>> Begin DATA SECTION
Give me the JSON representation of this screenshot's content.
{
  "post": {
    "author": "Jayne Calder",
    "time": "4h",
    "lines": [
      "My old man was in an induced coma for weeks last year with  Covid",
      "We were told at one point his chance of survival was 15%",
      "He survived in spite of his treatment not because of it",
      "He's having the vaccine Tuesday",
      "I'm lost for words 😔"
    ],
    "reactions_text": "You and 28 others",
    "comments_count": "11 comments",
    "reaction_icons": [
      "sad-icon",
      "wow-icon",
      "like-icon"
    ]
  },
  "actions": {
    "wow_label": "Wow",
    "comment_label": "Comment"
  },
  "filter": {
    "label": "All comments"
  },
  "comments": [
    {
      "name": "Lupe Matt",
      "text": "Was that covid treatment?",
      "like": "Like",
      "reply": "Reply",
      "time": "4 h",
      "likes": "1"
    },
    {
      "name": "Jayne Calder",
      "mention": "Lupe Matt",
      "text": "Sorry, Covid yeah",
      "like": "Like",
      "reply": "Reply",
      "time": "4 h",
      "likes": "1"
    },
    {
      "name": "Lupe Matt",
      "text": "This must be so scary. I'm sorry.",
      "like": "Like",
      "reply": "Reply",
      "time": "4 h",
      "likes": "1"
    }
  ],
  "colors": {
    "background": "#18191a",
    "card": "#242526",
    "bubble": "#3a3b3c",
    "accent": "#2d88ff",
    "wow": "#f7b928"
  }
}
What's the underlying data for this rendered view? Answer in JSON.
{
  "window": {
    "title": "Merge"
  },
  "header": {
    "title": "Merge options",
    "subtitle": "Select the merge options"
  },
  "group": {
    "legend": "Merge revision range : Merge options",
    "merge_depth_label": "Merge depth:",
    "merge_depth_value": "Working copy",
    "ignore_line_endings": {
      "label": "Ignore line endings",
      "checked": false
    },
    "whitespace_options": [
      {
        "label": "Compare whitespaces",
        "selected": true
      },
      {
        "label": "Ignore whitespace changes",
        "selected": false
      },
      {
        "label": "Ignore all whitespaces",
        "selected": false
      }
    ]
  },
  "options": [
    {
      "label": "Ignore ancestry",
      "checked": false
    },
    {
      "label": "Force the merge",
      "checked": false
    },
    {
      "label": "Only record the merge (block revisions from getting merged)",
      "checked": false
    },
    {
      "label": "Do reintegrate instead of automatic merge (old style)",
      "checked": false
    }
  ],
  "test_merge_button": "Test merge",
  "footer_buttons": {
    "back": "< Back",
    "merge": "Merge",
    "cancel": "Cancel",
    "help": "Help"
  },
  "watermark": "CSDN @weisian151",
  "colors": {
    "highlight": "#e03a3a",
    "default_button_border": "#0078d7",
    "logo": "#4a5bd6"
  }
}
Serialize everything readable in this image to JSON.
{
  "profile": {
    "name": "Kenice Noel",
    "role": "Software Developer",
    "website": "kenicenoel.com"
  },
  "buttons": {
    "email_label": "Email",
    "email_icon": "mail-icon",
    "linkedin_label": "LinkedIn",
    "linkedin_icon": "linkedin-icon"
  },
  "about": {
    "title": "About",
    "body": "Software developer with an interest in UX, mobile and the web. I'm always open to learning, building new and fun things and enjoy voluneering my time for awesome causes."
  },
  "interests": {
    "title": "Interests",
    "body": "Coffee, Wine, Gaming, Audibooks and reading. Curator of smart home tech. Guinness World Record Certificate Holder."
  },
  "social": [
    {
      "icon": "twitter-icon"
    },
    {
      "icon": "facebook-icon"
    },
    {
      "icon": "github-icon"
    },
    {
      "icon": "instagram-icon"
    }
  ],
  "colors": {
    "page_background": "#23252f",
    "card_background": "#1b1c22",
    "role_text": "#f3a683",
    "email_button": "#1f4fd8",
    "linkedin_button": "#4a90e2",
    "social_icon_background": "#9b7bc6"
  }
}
>> End DATA SECTION
■ GIVEN EXERCISE
All of the data shown above must be copied exactly.

■ ANSWER TO THE PROBLEM
Give me the JSON representation of this screenshot's content.
{
  "post": {
    "author": "Jayne Calder",
    "time": "4h",
    "lines": [
      "My old man was in an induced coma for weeks last year with  Covid",
      "We were told at one point his chance of survival was 15%",
      "He survived in spite of his treatment not because of it",
      "He's having the vaccine Tuesday",
      "I'm lost for words 😔"
    ],
    "reactions_text": "You and 28 others",
    "comments_count": "11 comments",
    "reaction_icons": [
      "sad-icon",
      "wow-icon",
      "like-icon"
    ]
  },
  "actions": {
    "wow_label": "Wow",
    "comment_label": "Comment"
  },
  "filter": {
    "label": "All comments"
  },
  "comments": [
    {
      "name": "Lupe Matt",
      "text": "Was that covid treatment?",
      "like": "Like",
      "reply": "Reply",
      "time": "4 h",
      "likes": "1"
    },
    {
      "name": "Jayne Calder",
      "mention": "Lupe Matt",
      "text": "Sorry, Covid yeah",
      "like": "Like",
      "reply": "Reply",
      "time": "4 h",
      "likes": "1"
    },
    {
      "name": "Lupe Matt",
      "text": "This must be so scary. I'm sorry.",
      "like": "Like",
      "reply": "Reply",
      "time": "4 h",
      "likes": "1"
    }
  ],
  "colors": {
    "background": "#18191a",
    "card": "#242526",
    "bubble": "#3a3b3c",
    "accent": "#2d88ff",
    "wow": "#f7b928"
  }
}
What's the underlying data for this rendered view? Answer in JSON.
{
  "window": {
    "title": "Merge"
  },
  "header": {
    "title": "Merge options",
    "subtitle": "Select the merge options"
  },
  "group": {
    "legend": "Merge revision range : Merge options",
    "merge_depth_label": "Merge depth:",
    "merge_depth_value": "Working copy",
    "ignore_line_endings": {
      "label": "Ignore line endings",
      "checked": false
    },
    "whitespace_options": [
      {
        "label": "Compare whitespaces",
        "selected": true
      },
      {
        "label": "Ignore whitespace changes",
        "selected": false
      },
      {
        "label": "Ignore all whitespaces",
        "selected": false
      }
    ]
  },
  "options": [
    {
      "label": "Ignore ancestry",
      "checked": false
    },
    {
      "label": "Force the merge",
      "checked": false
    },
    {
      "label": "Only record the merge (block revisions from getting merged)",
      "checked": false
    },
    {
      "label": "Do reintegrate instead of automatic merge (old style)",
      "checked": false
    }
  ],
  "test_merge_button": "Test merge",
  "footer_buttons": {
    "back": "< Back",
    "merge": "Merge",
    "cancel": "Cancel",
    "help": "Help"
  },
  "watermark": "CSDN @weisian151",
  "colors": {
    "highlight": "#e03a3a",
    "default_button_border": "#0078d7",
    "logo": "#4a5bd6"
  }
}
Serialize everything readable in this image to JSON.
{
  "profile": {
    "name": "Kenice Noel",
    "role": "Software Developer",
    "website": "kenicenoel.com"
  },
  "buttons": {
    "email_label": "Email",
    "email_icon": "mail-icon",
    "linkedin_label": "LinkedIn",
    "linkedin_icon": "linkedin-icon"
  },
  "about": {
    "title": "About",
    "body": "Software developer with an interest in UX, mobile and the web. I'm always open to learning, building new and fun things and enjoy voluneering my time for awesome causes."
  },
  "interests": {
    "title": "Interests",
    "body": "Coffee, Wine, Gaming, Audibooks and reading. Curator of smart home tech. Guinness World Record Certificate Holder."
  },
  "social": [
    {
      "icon": "twitter-icon"
    },
    {
      "icon": "facebook-icon"
    },
    {
      "icon": "github-icon"
    },
    {
      "icon": "instagram-icon"
    }
  ],
  "colors": {
    "page_background": "#23252f",
    "card_background": "#1b1c22",
    "role_text": "#f3a683",
    "email_button": "#1f4fd8",
    "linkedin_button": "#4a90e2",
    "social_icon_background": "#9b7bc6"
  }
}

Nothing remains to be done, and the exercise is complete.